## Begin Dataset entries

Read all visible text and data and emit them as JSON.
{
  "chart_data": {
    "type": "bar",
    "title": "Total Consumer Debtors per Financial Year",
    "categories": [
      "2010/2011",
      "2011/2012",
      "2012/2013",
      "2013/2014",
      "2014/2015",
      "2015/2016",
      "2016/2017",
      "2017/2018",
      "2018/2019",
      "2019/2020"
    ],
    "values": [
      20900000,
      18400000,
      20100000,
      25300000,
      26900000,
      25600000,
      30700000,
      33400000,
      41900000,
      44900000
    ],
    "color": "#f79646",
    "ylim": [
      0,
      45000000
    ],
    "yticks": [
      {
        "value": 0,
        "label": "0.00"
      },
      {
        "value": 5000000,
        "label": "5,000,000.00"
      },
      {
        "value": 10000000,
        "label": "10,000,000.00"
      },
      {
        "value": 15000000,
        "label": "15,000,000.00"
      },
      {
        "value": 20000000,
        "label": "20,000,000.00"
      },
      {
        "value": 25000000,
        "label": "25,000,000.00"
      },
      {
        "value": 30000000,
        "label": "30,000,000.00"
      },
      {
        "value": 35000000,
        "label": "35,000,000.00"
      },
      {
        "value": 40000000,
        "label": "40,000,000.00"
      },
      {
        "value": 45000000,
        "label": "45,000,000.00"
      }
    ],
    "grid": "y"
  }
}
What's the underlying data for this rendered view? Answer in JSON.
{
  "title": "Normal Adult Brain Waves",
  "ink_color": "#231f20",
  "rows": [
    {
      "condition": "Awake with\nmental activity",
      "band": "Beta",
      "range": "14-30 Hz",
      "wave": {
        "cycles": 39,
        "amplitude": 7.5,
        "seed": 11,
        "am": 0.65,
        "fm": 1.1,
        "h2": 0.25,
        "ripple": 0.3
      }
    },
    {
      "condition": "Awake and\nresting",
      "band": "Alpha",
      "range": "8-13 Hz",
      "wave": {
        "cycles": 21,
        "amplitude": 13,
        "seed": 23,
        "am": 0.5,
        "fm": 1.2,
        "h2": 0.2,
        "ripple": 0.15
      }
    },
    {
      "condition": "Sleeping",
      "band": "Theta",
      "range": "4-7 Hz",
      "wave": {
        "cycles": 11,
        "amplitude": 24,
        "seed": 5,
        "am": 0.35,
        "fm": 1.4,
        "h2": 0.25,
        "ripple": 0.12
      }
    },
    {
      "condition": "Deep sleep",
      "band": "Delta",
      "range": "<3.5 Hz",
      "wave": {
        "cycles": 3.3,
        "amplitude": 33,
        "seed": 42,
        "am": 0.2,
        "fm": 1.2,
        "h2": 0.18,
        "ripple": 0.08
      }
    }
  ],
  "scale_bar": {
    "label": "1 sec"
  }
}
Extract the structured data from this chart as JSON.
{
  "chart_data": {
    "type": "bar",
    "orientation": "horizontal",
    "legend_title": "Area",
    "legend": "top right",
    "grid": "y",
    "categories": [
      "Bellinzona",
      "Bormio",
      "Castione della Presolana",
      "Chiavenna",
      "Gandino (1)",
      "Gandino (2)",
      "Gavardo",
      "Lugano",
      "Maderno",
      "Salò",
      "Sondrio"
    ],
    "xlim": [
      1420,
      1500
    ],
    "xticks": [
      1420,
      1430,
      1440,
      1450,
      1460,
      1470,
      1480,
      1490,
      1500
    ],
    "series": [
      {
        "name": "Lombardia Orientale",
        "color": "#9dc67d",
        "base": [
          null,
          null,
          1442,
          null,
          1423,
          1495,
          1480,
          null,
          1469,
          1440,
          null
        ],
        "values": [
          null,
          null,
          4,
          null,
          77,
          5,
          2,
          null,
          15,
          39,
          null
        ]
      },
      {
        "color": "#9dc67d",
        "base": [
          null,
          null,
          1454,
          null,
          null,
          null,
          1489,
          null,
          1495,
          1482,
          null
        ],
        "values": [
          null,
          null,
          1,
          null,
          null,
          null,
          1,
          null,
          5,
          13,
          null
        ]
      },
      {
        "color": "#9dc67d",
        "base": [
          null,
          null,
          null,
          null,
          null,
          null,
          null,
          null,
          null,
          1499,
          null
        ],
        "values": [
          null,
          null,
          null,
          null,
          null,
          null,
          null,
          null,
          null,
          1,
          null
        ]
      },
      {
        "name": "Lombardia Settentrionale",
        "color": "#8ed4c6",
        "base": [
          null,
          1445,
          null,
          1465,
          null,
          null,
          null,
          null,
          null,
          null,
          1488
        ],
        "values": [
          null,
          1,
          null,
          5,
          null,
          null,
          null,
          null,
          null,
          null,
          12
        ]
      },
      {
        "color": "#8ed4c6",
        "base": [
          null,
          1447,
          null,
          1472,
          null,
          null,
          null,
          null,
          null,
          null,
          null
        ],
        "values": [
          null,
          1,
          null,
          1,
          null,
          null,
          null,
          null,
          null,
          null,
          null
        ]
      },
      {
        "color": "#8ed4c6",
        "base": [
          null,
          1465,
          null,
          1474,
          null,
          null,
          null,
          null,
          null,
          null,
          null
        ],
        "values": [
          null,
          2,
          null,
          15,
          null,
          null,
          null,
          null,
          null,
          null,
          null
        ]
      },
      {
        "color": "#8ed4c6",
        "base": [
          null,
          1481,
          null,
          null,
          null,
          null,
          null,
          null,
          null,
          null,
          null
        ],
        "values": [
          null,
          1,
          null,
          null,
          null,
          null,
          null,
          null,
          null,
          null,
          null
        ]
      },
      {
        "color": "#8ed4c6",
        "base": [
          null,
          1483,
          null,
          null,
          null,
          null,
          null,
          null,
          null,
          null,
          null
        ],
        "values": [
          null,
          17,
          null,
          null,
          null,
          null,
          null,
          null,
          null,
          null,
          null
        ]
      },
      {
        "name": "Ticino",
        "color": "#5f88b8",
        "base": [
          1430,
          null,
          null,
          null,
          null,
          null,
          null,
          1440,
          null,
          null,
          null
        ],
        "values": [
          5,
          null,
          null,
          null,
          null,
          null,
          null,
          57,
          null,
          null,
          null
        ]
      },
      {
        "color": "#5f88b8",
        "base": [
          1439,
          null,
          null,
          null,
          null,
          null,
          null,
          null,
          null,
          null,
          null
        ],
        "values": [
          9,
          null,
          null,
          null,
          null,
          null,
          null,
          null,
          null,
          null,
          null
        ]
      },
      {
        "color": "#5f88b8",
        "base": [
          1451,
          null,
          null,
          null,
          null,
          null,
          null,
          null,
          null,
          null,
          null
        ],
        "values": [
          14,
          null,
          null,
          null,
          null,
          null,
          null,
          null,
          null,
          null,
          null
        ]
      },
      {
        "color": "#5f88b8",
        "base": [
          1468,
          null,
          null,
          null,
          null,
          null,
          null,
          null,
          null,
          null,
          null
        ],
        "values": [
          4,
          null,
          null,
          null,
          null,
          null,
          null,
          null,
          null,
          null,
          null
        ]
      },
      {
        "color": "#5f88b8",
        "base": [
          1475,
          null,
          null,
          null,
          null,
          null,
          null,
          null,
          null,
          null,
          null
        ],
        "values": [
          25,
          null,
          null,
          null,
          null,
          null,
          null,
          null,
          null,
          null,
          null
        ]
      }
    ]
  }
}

## End Dataset entries

== What the exercise asks ==
Go through the listing above and restate it word for word.

== The solution ==
Read all visible text and data and emit them as JSON.
{
  "chart_data": {
    "type": "bar",
    "title": "Total Consumer Debtors per Financial Year",
    "categories": [
      "2010/2011",
      "2011/2012",
      "2012/2013",
      "2013/2014",
      "2014/2015",
      "2015/2016",
      "2016/2017",
      "2017/2018",
      "2018/2019",
      "2019/2020"
    ],
    "values": [
      20900000,
      18400000,
      20100000,
      25300000,
      26900000,
      25600000,
      30700000,
      33400000,
      41900000,
      44900000
    ],
    "color": "#f79646",
    "ylim": [
      0,
      45000000
    ],
    "yticks": [
      {
        "value": 0,
        "label": "0.00"
      },
      {
        "value": 5000000,
        "label": "5,000,000.00"
      },
      {
        "value": 10000000,
        "label": "10,000,000.00"
      },
      {
        "value": 15000000,
        "label": "15,000,000.00"
      },
      {
        "value": 20000000,
        "label": "20,000,000.00"
      },
      {
        "value": 25000000,
        "label": "25,000,000.00"
      },
      {
        "value": 30000000,
        "label": "30,000,000.00"
      },
      {
        "value": 35000000,
        "label": "35,000,000.00"
      },
      {
        "value": 40000000,
        "label": "40,000,000.00"
      },
      {
        "value": 45000000,
        "label": "45,000,000.00"
      }
    ],
    "grid": "y"
  }
}
What's the underlying data for this rendered view? Answer in JSON.
{
  "title": "Normal Adult Brain Waves",
  "ink_color": "#231f20",
  "rows": [
    {
      "condition": "Awake with\nmental activity",
      "band": "Beta",
      "range": "14-30 Hz",
      "wave": {
        "cycles": 39,
        "amplitude": 7.5,
        "seed": 11,
        "am": 0.65,
        "fm": 1.1,
        "h2": 0.25,
        "ripple": 0.3
      }
    },
    {
      "condition": "Awake and\nresting",
      "band": "Alpha",
      "range": "8-13 Hz",
      "wave": {
        "cycles": 21,
        "amplitude": 13,
        "seed": 23,
        "am": 0.5,
        "fm": 1.2,
        "h2": 0.2,
        "ripple": 0.15
      }
    },
    {
      "condition": "Sleeping",
      "band": "Theta",
      "range": "4-7 Hz",
      "wave": {
        "cycles": 11,
        "amplitude": 24,
        "seed": 5,
        "am": 0.35,
        "fm": 1.4,
        "h2": 0.25,
        "ripple": 0.12
      }
    },
    {
      "condition": "Deep sleep",
      "band": "Delta",
      "range": "<3.5 Hz",
      "wave": {
        "cycles": 3.3,
        "amplitude": 33,
        "seed": 42,
        "am": 0.2,
        "fm": 1.2,
        "h2": 0.18,
        "ripple": 0.08
      }
    }
  ],
  "scale_bar": {
    "label": "1 sec"
  }
}
Extract the structured data from this chart as JSON.
{
  "chart_data": {
    "type": "bar",
    "orientation": "horizontal",
    "legend_title": "Area",
    "legend": "top right",
    "grid": "y",
    "categories": [
      "Bellinzona",
      "Bormio",
      "Castione della Presolana",
      "Chiavenna",
      "Gandino (1)",
      "Gandino (2)",
      "Gavardo",
      "Lugano",
      "Maderno",
      "Salò",
      "Sondrio"
    ],
    "xlim": [
      1420,
      1500
    ],
    "xticks": [
      1420,
      1430,
      1440,
      1450,
      1460,
      1470,
      1480,
      1490,
      1500
    ],
    "series": [
      {
        "name": "Lombardia Orientale",
        "color": "#9dc67d",
        "base": [
          null,
          null,
          1442,
          null,
          1423,
          1495,
          1480,
          null,
          1469,
          1440,
          null
        ],
        "values": [
          null,
          null,
          4,
          null,
          77,
          5,
          2,
          null,
          15,
          39,
          null
        ]
      },
      {
        "color": "#9dc67d",
        "base": [
          null,
          null,
          1454,
          null,
          null,
          null,
          1489,
          null,
          1495,
          1482,
          null
        ],
        "values": [
          null,
          null,
          1,
          null,
          null,
          null,
          1,
          null,
          5,
          13,
          null
        ]
      },
      {
        "color": "#9dc67d",
        "base": [
          null,
          null,
          null,
          null,
          null,
          null,
          null,
          null,
          null,
          1499,
          null
        ],
        "values": [
          null,
          null,
          null,
          null,
          null,
          null,
          null,
          null,
          null,
          1,
          null
        ]
      },
      {
        "name": "Lombardia Settentrionale",
        "color": "#8ed4c6",
        "base": [
          null,
          1445,
          null,
          1465,
          null,
          null,
          null,
          null,
          null,
          null,
          1488
        ],
        "values": [
          null,
          1,
          null,
          5,
          null,
          null,
          null,
          null,
          null,
          null,
          12
        ]
      },
      {
        "color": "#8ed4c6",
        "base": [
          null,
          1447,
          null,
          1472,
          null,
          null,
          null,
          null,
          null,
          null,
          null
        ],
        "values": [
          null,
          1,
          null,
          1,
          null,
          null,
          null,
          null,
          null,
          null,
          null
        ]
      },
      {
        "color": "#8ed4c6",
        "base": [
          null,
          1465,
          null,
          1474,
          null,
          null,
          null,
          null,
          null,
          null,
          null
        ],
        "values": [
          null,
          2,
          null,
          15,
          null,
          null,
          null,
          null,
          null,
          null,
          null
        ]
      },
      {
        "color": "#8ed4c6",
        "base": [
          null,
          1481,
          null,
          null,
          null,
          null,
          null,
          null,
          null,
          null,
          null
        ],
        "values": [
          null,
          1,
          null,
          null,
          null,
          null,
          null,
          null,
          null,
          null,
          null
        ]
      },
      {
        "color": "#8ed4c6",
        "base": [
          null,
          1483,
          null,
          null,
          null,
          null,
          null,
          null,
          null,
          null,
          null
        ],
        "values": [
          null,
          17,
          null,
          null,
          null,
          null,
          null,
          null,
          null,
          null,
          null
        ]
      },
      {
        "name": "Ticino",
        "color": "#5f88b8",
        "base": [
          1430,
          null,
          null,
          null,
          null,
          null,
          null,
          1440,
          null,
          null,
          null
        ],
        "values": [
          5,
          null,
          null,
          null,
          null,
          null,
          null,
          57,
          null,
          null,
          null
        ]
      },
      {
        "color": "#5f88b8",
        "base": [
          1439,
          null,
          null,
          null,
          null,
          null,
          null,
          null,
          null,
          null,
          null
        ],
        "values": [
          9,
          null,
          null,
          null,
          null,
          null,
          null,
          null,
          null,
          null,
          null
        ]
      },
      {
        "color": "#5f88b8",
        "base": [
          1451,
          null,
          null,
          null,
          null,
          null,
          null,
          null,
          null,
          null,
          null
        ],
        "values": [
          14,
          null,
          null,
          null,
          null,
          null,
          null,
          null,
          null,
          null,
          null
        ]
      },
      {
        "color": "#5f88b8",
        "base": [
          1468,
          null,
          null,
          null,
          null,
          null,
          null,
          null,
          null,
          null,
          null
        ],
        "values": [
          4,
          null,
          null,
          null,
          null,
          null,
          null,
          null,
          null,
          null,
          null
        ]
      },
      {
        "color": "#5f88b8",
        "base": [
          1475,
          null,
          null,
          null,
          null,
          null,
          null,
          null,
          null,
          null,
          null
        ],
        "values": [
          25,
          null,
          null,
          null,
          null,
          null,
          null,
          null,
          null,
          null,
          null
        ]
      }
    ]
  }
}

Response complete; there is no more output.